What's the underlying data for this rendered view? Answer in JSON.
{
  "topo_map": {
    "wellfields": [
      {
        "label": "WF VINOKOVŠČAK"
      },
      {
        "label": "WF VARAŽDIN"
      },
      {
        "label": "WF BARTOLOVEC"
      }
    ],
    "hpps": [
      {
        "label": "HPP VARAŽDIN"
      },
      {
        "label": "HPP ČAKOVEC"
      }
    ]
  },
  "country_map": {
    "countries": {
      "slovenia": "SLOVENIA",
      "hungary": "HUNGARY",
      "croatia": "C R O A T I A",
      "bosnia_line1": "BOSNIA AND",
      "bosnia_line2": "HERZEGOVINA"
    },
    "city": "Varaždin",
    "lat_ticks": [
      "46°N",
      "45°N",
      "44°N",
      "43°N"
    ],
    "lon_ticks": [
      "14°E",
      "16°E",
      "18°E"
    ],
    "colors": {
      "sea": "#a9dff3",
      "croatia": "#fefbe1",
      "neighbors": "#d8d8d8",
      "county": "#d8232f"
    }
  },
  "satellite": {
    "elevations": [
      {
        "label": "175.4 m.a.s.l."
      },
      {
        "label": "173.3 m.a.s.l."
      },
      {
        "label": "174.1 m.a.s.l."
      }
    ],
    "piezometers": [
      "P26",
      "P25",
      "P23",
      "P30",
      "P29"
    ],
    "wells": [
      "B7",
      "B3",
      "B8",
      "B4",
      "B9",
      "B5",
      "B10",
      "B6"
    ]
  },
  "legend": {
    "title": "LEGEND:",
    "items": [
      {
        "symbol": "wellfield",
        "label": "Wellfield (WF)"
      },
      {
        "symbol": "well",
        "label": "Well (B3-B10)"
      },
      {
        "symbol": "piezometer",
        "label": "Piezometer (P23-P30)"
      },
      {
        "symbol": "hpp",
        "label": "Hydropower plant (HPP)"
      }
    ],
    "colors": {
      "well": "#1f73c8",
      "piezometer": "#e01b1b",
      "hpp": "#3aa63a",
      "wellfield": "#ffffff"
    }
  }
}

▸ Given task
Identify the lines in the entries above that contain "label", then copy them out.

▸ Answer to this exercise
        "label": "WF VINOKOVŠČAK"
        "label": "WF VARAŽDIN"
        "label": "WF BARTOLOVEC"
        "label": "HPP VARAŽDIN"
        "label": "HPP ČAKOVEC"
        "label": "175.4 m.a.s.l."
        "label": "173.3 m.a.s.l."
        "label": "174.1 m.a.s.l."
        "label": "Wellfield (WF)"
        "label": "Well (B3-B10)"
        "label": "Piezometer (P23-P30)"
        "label": "Hydropower plant (HPP)"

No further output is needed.